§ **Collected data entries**
———

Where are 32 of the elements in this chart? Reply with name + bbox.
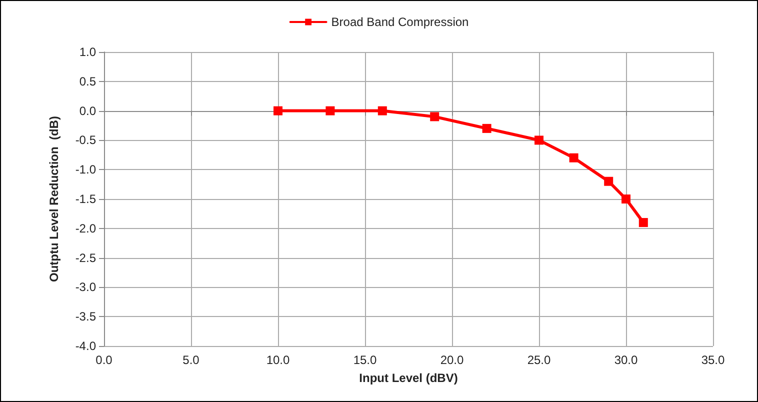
x-tick-label: 20.0	[440, 353, 464, 367]
x-tick-label: 5.0	[182, 353, 200, 367]
y-tick-label: -1.0	[75, 162, 96, 177]
point	[604, 176, 614, 186]
point	[638, 218, 648, 228]
x-tick-label: 15.0	[353, 353, 377, 367]
y-tick-label: 1.0	[79, 45, 96, 59]
point	[378, 106, 387, 116]
y-tick-label: -2.0	[75, 221, 96, 236]
point	[482, 124, 492, 133]
point	[326, 106, 335, 116]
legend-label: Broad Band Compression	[331, 15, 469, 29]
x-tick-label: 25.0	[527, 353, 551, 367]
y-tick-label: -4.0	[75, 339, 96, 353]
y-tick-label: -1.5	[75, 192, 96, 206]
point	[534, 136, 544, 145]
point	[274, 106, 282, 116]
y-tick-label: -3.0	[75, 280, 96, 294]
x-axis-title: Input Level (dBV)	[359, 371, 458, 385]
point	[430, 112, 440, 122]
point	[622, 194, 630, 204]
x-tick-label: 30.0	[614, 353, 638, 367]
x-tick-label: 10.0	[266, 353, 290, 367]
x-tick-label: 35.0	[701, 353, 725, 367]
y-tick-label: -0.5	[75, 133, 96, 148]
x-tick-label: 0.0	[96, 353, 113, 367]
y-tick-label: -2.5	[75, 250, 96, 265]
y-tick-label: 0.0	[79, 104, 96, 118]
y-tick-label: -3.5	[75, 310, 96, 324]
y-axis-title: Outptu Level Reduction (dB)	[47, 116, 61, 282]
y-tick-label: 0.5	[79, 74, 96, 88]
point	[569, 153, 578, 162]
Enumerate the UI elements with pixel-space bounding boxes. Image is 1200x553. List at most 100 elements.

———

§ **Stated goal**
Copy every line of the entries above word for word, omitting the pictures.

§ **Answer below**
Where are 32 of the elements in this chart? Reply with name + bbox.
x-tick-label: 20.0	[440, 353, 464, 367]
x-tick-label: 5.0	[182, 353, 200, 367]
y-tick-label: -1.0	[75, 162, 96, 177]
point	[604, 176, 614, 186]
point	[638, 218, 648, 228]
x-tick-label: 15.0	[353, 353, 377, 367]
y-tick-label: 1.0	[79, 45, 96, 59]
point	[378, 106, 387, 116]
y-tick-label: -2.0	[75, 221, 96, 236]
point	[482, 124, 492, 133]
point	[326, 106, 335, 116]
legend-label: Broad Band Compression	[331, 15, 469, 29]
x-tick-label: 25.0	[527, 353, 551, 367]
y-tick-label: -4.0	[75, 339, 96, 353]
y-tick-label: -1.5	[75, 192, 96, 206]
point	[534, 136, 544, 145]
point	[274, 106, 282, 116]
y-tick-label: -3.0	[75, 280, 96, 294]
x-axis-title: Input Level (dBV)	[359, 371, 458, 385]
point	[430, 112, 440, 122]
point	[622, 194, 630, 204]
x-tick-label: 30.0	[614, 353, 638, 367]
x-tick-label: 10.0	[266, 353, 290, 367]
x-tick-label: 35.0	[701, 353, 725, 367]
y-tick-label: -0.5	[75, 133, 96, 148]
x-tick-label: 0.0	[96, 353, 113, 367]
y-tick-label: -2.5	[75, 250, 96, 265]
y-tick-label: 0.0	[79, 104, 96, 118]
y-tick-label: -3.5	[75, 310, 96, 324]
y-axis-title: Outptu Level Reduction (dB)	[47, 116, 61, 282]
y-tick-label: 0.5	[79, 74, 96, 88]
point	[569, 153, 578, 162]
Enumerate the UI elements with pixel-space bounding boxes. Image is 1200x553. List at most 100 elements.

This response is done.